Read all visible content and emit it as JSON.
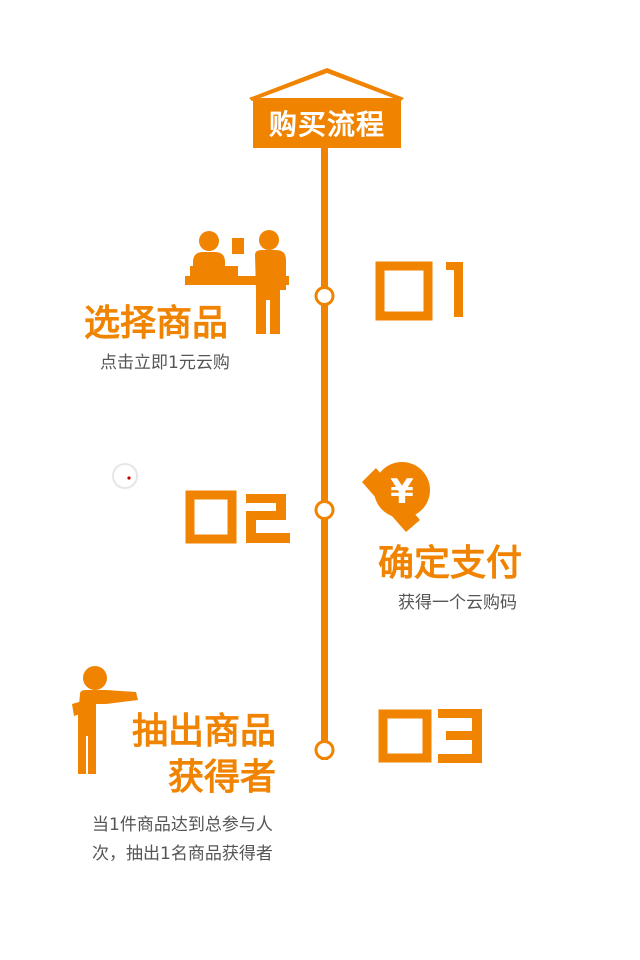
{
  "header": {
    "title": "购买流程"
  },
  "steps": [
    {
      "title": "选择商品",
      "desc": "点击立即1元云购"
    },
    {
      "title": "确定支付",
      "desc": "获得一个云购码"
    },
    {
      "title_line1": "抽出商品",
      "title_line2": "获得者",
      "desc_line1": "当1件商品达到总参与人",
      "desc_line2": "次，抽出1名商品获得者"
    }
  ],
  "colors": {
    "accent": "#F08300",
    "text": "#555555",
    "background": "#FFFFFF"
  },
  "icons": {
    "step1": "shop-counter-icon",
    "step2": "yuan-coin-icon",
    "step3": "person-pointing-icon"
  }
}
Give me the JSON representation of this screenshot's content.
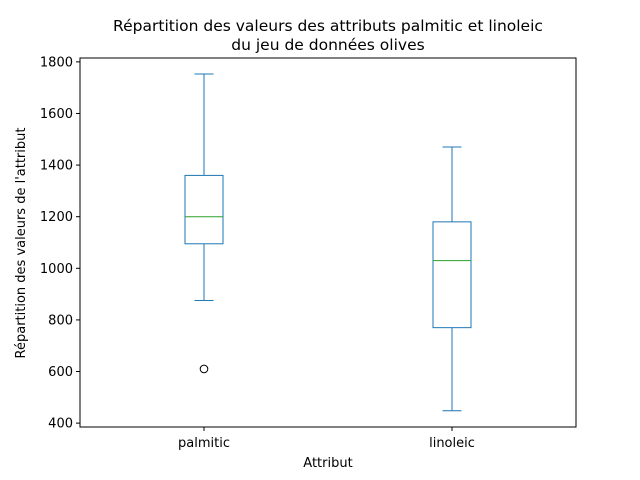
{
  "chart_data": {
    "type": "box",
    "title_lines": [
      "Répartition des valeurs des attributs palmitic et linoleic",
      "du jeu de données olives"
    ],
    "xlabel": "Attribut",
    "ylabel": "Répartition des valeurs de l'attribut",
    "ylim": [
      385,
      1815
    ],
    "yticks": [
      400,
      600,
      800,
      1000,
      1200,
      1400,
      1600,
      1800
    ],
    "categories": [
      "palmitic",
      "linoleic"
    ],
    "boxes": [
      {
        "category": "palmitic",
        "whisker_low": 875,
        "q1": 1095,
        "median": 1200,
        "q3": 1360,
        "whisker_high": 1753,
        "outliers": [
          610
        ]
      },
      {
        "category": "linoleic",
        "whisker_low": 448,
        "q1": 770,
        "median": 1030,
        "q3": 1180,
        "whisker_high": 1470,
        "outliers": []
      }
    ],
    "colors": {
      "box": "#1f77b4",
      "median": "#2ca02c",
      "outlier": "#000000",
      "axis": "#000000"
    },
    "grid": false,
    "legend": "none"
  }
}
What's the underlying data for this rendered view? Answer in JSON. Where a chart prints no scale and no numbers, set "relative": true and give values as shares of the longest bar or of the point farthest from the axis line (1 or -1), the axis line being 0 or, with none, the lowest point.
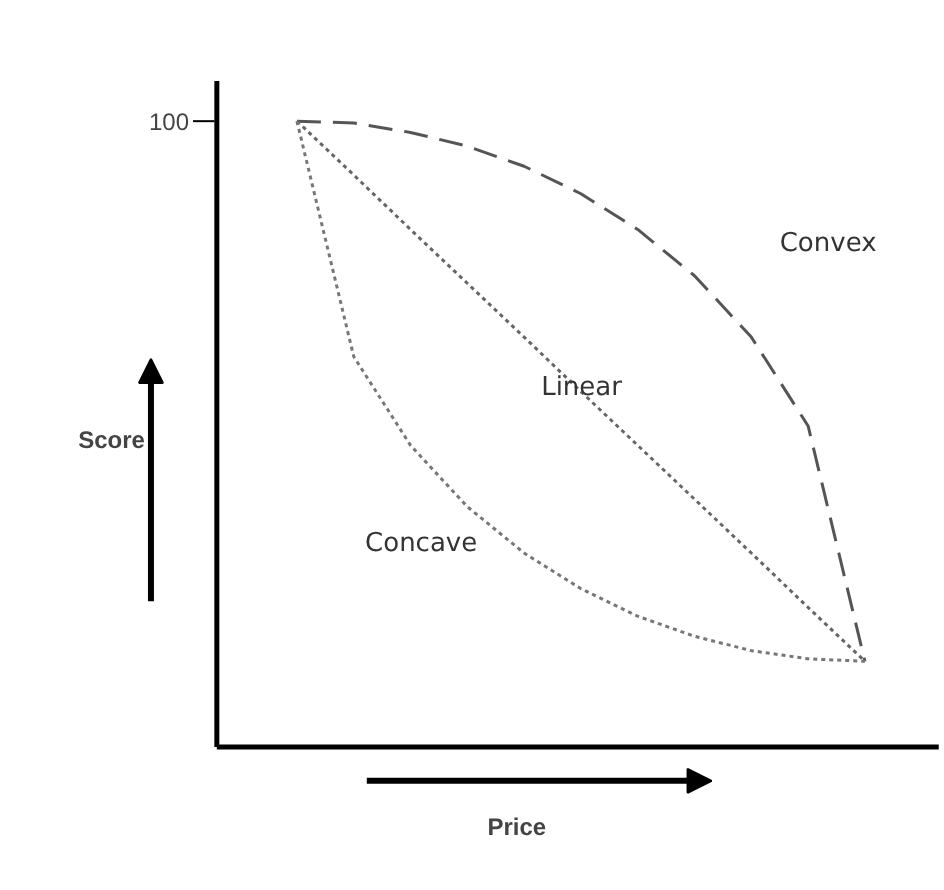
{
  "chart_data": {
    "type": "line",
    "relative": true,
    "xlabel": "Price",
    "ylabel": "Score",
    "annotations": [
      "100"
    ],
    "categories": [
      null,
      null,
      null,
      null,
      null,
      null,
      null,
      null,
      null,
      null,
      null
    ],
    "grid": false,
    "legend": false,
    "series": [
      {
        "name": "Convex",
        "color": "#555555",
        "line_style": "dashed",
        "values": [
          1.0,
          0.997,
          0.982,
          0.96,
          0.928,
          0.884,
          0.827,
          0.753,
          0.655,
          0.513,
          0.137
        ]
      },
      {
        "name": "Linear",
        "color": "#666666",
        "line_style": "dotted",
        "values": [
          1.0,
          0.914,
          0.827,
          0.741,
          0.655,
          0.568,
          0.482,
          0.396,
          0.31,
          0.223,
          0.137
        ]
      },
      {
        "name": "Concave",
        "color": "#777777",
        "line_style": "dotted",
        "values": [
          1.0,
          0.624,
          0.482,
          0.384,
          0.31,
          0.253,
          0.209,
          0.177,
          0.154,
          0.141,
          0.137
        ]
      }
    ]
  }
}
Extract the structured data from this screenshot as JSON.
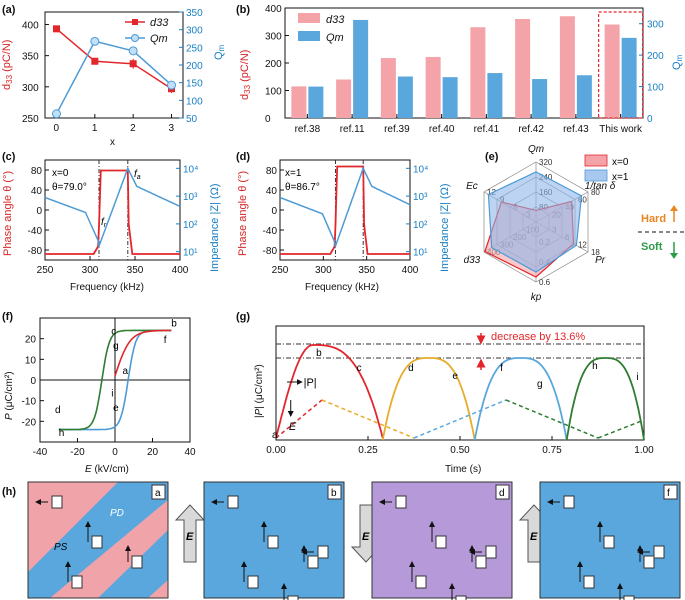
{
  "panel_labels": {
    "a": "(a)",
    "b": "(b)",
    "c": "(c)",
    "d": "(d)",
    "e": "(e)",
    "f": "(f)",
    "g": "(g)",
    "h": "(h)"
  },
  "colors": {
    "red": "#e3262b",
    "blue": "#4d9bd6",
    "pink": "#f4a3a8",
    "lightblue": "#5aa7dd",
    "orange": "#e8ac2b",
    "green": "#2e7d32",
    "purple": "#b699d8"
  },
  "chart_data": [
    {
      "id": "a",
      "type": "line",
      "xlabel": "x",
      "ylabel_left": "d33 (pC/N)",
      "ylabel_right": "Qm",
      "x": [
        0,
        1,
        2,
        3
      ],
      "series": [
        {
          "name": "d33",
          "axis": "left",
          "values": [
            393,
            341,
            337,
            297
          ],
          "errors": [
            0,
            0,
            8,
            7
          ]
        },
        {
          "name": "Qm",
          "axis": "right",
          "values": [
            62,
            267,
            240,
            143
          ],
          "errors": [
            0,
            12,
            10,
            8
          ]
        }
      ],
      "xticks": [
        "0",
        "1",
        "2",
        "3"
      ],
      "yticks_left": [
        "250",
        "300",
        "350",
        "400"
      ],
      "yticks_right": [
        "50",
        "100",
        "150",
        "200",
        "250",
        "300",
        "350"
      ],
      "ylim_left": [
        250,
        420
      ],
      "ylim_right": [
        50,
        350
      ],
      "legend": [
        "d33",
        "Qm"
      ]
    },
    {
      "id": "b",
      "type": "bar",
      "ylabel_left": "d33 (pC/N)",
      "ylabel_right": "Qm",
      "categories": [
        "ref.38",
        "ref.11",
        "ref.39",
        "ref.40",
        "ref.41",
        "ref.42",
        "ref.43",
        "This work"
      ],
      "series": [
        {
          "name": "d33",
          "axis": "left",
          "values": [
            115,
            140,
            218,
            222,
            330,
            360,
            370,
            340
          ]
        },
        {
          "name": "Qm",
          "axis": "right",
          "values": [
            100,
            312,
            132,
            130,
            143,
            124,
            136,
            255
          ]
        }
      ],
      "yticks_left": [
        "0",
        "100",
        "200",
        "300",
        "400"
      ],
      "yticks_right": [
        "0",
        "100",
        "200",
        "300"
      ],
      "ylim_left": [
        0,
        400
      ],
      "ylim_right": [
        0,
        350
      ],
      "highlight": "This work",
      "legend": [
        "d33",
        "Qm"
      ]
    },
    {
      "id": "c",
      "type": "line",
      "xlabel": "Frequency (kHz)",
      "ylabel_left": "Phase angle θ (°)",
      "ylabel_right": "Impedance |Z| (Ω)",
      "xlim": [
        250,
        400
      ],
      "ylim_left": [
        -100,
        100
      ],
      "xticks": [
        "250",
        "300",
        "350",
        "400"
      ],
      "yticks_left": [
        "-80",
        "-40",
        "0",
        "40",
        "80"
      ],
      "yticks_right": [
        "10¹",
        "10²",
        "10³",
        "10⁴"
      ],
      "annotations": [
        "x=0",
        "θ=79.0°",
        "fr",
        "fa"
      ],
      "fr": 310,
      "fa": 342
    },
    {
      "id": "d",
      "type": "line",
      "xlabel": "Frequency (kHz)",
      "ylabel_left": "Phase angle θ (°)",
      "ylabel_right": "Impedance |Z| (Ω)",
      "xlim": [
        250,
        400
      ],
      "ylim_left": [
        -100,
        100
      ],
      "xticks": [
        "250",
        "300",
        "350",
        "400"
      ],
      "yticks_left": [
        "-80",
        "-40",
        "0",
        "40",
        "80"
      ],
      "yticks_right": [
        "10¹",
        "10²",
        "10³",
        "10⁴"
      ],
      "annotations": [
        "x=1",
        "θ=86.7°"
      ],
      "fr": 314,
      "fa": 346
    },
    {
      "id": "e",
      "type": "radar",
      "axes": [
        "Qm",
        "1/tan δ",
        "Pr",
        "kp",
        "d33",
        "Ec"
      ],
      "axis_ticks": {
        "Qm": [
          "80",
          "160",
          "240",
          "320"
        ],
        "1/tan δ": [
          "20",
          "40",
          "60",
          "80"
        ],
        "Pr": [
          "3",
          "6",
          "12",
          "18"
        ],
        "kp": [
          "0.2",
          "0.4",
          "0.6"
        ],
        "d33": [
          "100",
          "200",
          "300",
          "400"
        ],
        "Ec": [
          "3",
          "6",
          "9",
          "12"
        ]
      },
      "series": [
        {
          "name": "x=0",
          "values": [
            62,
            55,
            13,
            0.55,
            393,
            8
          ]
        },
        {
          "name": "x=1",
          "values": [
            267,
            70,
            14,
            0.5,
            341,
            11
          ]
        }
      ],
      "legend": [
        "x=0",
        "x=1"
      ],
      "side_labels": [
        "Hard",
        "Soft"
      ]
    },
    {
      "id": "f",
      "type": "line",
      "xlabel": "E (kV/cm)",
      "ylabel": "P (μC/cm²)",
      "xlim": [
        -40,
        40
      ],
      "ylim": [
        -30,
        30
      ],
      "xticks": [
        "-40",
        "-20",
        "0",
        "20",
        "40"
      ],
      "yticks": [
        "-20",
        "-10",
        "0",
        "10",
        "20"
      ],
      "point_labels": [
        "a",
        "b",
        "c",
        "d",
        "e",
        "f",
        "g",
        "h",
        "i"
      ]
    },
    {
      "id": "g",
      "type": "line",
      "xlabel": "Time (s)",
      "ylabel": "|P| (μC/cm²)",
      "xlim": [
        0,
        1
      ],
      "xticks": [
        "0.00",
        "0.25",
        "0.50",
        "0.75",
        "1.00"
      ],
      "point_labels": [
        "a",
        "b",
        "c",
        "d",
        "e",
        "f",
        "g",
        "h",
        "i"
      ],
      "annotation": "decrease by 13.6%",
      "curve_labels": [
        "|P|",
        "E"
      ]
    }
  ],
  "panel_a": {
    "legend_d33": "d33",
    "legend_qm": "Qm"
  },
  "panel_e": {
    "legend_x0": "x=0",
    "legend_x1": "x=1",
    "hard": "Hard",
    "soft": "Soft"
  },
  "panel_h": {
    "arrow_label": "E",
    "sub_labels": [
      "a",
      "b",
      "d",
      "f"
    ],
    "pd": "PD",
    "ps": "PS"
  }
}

Short exercise:
Using the listing above, gather each line that holds the string "true" and copy it.

Response:
What's the underlying data for this rendered view? Answer in JSON. Where a chart prints no scale and no numbers, set "relative": true and give values as shares of the longest bar or of the point farthest from the axis line (1 or -1), the axis line being 0 or, with none, the lowest point.
    "relative": true,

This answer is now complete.